* Aim: Write each line out exactly, leaving none out.

* Provided information:

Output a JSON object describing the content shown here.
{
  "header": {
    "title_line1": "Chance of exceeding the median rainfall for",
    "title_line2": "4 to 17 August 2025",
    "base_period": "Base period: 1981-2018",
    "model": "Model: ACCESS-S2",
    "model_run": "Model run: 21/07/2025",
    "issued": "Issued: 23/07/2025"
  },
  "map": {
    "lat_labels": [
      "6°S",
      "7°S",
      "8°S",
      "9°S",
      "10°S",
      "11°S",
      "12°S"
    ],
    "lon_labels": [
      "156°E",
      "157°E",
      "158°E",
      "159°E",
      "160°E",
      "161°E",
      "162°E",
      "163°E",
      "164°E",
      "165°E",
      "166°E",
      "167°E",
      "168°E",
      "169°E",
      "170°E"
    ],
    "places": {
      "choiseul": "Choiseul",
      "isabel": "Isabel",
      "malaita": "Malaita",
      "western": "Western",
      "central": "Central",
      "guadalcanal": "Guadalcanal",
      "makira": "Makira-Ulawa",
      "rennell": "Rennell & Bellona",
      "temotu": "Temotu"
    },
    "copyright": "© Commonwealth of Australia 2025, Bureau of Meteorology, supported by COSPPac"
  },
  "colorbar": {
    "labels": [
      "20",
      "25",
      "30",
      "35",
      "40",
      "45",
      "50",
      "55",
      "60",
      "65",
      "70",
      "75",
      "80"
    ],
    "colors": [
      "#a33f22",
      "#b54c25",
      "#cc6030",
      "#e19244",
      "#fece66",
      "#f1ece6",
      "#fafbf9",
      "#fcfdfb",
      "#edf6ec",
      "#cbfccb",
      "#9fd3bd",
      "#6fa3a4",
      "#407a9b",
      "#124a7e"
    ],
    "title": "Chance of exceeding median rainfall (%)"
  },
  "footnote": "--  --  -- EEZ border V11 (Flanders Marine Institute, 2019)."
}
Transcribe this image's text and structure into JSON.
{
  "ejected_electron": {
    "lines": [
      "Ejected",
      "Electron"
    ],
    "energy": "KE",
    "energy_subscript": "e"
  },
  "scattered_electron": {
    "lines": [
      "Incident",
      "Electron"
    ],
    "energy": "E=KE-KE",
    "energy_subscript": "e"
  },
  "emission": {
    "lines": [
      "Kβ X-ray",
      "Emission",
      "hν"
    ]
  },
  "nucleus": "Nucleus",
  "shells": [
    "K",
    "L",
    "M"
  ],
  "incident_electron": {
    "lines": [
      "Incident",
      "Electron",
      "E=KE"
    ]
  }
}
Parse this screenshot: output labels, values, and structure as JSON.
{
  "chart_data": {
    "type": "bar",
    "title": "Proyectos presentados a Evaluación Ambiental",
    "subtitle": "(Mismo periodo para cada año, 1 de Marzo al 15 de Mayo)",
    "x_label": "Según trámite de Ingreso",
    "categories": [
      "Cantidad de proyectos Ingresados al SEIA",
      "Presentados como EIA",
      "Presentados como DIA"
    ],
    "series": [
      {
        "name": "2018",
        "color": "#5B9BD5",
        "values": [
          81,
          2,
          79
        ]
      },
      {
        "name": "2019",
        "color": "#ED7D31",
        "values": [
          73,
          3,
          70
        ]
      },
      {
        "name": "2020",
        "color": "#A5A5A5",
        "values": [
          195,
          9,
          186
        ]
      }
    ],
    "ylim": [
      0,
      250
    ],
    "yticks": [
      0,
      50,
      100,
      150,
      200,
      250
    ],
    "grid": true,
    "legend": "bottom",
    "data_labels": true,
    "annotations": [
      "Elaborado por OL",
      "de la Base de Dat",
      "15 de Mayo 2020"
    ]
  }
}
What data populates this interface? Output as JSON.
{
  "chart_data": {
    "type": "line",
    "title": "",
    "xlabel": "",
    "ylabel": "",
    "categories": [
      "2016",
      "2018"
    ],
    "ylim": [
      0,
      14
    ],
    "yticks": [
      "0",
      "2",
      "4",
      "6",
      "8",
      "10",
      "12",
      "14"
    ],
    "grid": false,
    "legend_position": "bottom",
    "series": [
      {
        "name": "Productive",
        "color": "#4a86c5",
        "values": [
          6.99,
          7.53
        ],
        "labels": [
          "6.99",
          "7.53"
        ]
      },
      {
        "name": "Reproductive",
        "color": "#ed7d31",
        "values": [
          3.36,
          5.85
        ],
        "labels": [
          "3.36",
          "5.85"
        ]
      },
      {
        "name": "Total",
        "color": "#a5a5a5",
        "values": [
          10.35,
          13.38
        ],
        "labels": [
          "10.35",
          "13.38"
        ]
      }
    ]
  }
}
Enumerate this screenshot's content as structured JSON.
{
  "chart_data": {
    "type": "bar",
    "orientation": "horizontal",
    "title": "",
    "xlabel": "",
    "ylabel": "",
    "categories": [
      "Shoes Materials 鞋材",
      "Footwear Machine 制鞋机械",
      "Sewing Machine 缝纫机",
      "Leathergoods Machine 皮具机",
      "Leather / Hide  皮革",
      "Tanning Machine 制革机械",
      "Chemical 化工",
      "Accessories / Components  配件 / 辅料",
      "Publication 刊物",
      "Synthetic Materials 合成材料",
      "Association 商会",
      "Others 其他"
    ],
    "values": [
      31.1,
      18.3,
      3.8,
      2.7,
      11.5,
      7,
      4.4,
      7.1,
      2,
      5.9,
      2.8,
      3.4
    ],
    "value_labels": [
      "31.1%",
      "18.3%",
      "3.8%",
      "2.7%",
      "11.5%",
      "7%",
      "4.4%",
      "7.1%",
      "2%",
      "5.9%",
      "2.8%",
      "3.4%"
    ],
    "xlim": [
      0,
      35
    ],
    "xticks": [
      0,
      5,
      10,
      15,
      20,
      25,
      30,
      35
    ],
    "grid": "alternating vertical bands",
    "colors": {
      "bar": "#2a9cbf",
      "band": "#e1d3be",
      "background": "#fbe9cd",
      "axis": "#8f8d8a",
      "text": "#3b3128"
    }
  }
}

* Task response:
Output a JSON object describing the content shown here.
{
  "header": {
    "title_line1": "Chance of exceeding the median rainfall for",
    "title_line2": "4 to 17 August 2025",
    "base_period": "Base period: 1981-2018",
    "model": "Model: ACCESS-S2",
    "model_run": "Model run: 21/07/2025",
    "issued": "Issued: 23/07/2025"
  },
  "map": {
    "lat_labels": [
      "6°S",
      "7°S",
      "8°S",
      "9°S",
      "10°S",
      "11°S",
      "12°S"
    ],
    "lon_labels": [
      "156°E",
      "157°E",
      "158°E",
      "159°E",
      "160°E",
      "161°E",
      "162°E",
      "163°E",
      "164°E",
      "165°E",
      "166°E",
      "167°E",
      "168°E",
      "169°E",
      "170°E"
    ],
    "places": {
      "choiseul": "Choiseul",
      "isabel": "Isabel",
      "malaita": "Malaita",
      "western": "Western",
      "central": "Central",
      "guadalcanal": "Guadalcanal",
      "makira": "Makira-Ulawa",
      "rennell": "Rennell & Bellona",
      "temotu": "Temotu"
    },
    "copyright": "© Commonwealth of Australia 2025, Bureau of Meteorology, supported by COSPPac"
  },
  "colorbar": {
    "labels": [
      "20",
      "25",
      "30",
      "35",
      "40",
      "45",
      "50",
      "55",
      "60",
      "65",
      "70",
      "75",
      "80"
    ],
    "colors": [
      "#a33f22",
      "#b54c25",
      "#cc6030",
      "#e19244",
      "#fece66",
      "#f1ece6",
      "#fafbf9",
      "#fcfdfb",
      "#edf6ec",
      "#cbfccb",
      "#9fd3bd",
      "#6fa3a4",
      "#407a9b",
      "#124a7e"
    ],
    "title": "Chance of exceeding median rainfall (%)"
  },
  "footnote": "--  --  -- EEZ border V11 (Flanders Marine Institute, 2019)."
}
Transcribe this image's text and structure into JSON.
{
  "ejected_electron": {
    "lines": [
      "Ejected",
      "Electron"
    ],
    "energy": "KE",
    "energy_subscript": "e"
  },
  "scattered_electron": {
    "lines": [
      "Incident",
      "Electron"
    ],
    "energy": "E=KE-KE",
    "energy_subscript": "e"
  },
  "emission": {
    "lines": [
      "Kβ X-ray",
      "Emission",
      "hν"
    ]
  },
  "nucleus": "Nucleus",
  "shells": [
    "K",
    "L",
    "M"
  ],
  "incident_electron": {
    "lines": [
      "Incident",
      "Electron",
      "E=KE"
    ]
  }
}
Parse this screenshot: output labels, values, and structure as JSON.
{
  "chart_data": {
    "type": "bar",
    "title": "Proyectos presentados a Evaluación Ambiental",
    "subtitle": "(Mismo periodo para cada año, 1 de Marzo al 15 de Mayo)",
    "x_label": "Según trámite de Ingreso",
    "categories": [
      "Cantidad de proyectos Ingresados al SEIA",
      "Presentados como EIA",
      "Presentados como DIA"
    ],
    "series": [
      {
        "name": "2018",
        "color": "#5B9BD5",
        "values": [
          81,
          2,
          79
        ]
      },
      {
        "name": "2019",
        "color": "#ED7D31",
        "values": [
          73,
          3,
          70
        ]
      },
      {
        "name": "2020",
        "color": "#A5A5A5",
        "values": [
          195,
          9,
          186
        ]
      }
    ],
    "ylim": [
      0,
      250
    ],
    "yticks": [
      0,
      50,
      100,
      150,
      200,
      250
    ],
    "grid": true,
    "legend": "bottom",
    "data_labels": true,
    "annotations": [
      "Elaborado por OL",
      "de la Base de Dat",
      "15 de Mayo 2020"
    ]
  }
}
What data populates this interface? Output as JSON.
{
  "chart_data": {
    "type": "line",
    "title": "",
    "xlabel": "",
    "ylabel": "",
    "categories": [
      "2016",
      "2018"
    ],
    "ylim": [
      0,
      14
    ],
    "yticks": [
      "0",
      "2",
      "4",
      "6",
      "8",
      "10",
      "12",
      "14"
    ],
    "grid": false,
    "legend_position": "bottom",
    "series": [
      {
        "name": "Productive",
        "color": "#4a86c5",
        "values": [
          6.99,
          7.53
        ],
        "labels": [
          "6.99",
          "7.53"
        ]
      },
      {
        "name": "Reproductive",
        "color": "#ed7d31",
        "values": [
          3.36,
          5.85
        ],
        "labels": [
          "3.36",
          "5.85"
        ]
      },
      {
        "name": "Total",
        "color": "#a5a5a5",
        "values": [
          10.35,
          13.38
        ],
        "labels": [
          "10.35",
          "13.38"
        ]
      }
    ]
  }
}
Enumerate this screenshot's content as structured JSON.
{
  "chart_data": {
    "type": "bar",
    "orientation": "horizontal",
    "title": "",
    "xlabel": "",
    "ylabel": "",
    "categories": [
      "Shoes Materials 鞋材",
      "Footwear Machine 制鞋机械",
      "Sewing Machine 缝纫机",
      "Leathergoods Machine 皮具机",
      "Leather / Hide  皮革",
      "Tanning Machine 制革机械",
      "Chemical 化工",
      "Accessories / Components  配件 / 辅料",
      "Publication 刊物",
      "Synthetic Materials 合成材料",
      "Association 商会",
      "Others 其他"
    ],
    "values": [
      31.1,
      18.3,
      3.8,
      2.7,
      11.5,
      7,
      4.4,
      7.1,
      2,
      5.9,
      2.8,
      3.4
    ],
    "value_labels": [
      "31.1%",
      "18.3%",
      "3.8%",
      "2.7%",
      "11.5%",
      "7%",
      "4.4%",
      "7.1%",
      "2%",
      "5.9%",
      "2.8%",
      "3.4%"
    ],
    "xlim": [
      0,
      35
    ],
    "xticks": [
      0,
      5,
      10,
      15,
      20,
      25,
      30,
      35
    ],
    "grid": "alternating vertical bands",
    "colors": {
      "bar": "#2a9cbf",
      "band": "#e1d3be",
      "background": "#fbe9cd",
      "axis": "#8f8d8a",
      "text": "#3b3128"
    }
  }
}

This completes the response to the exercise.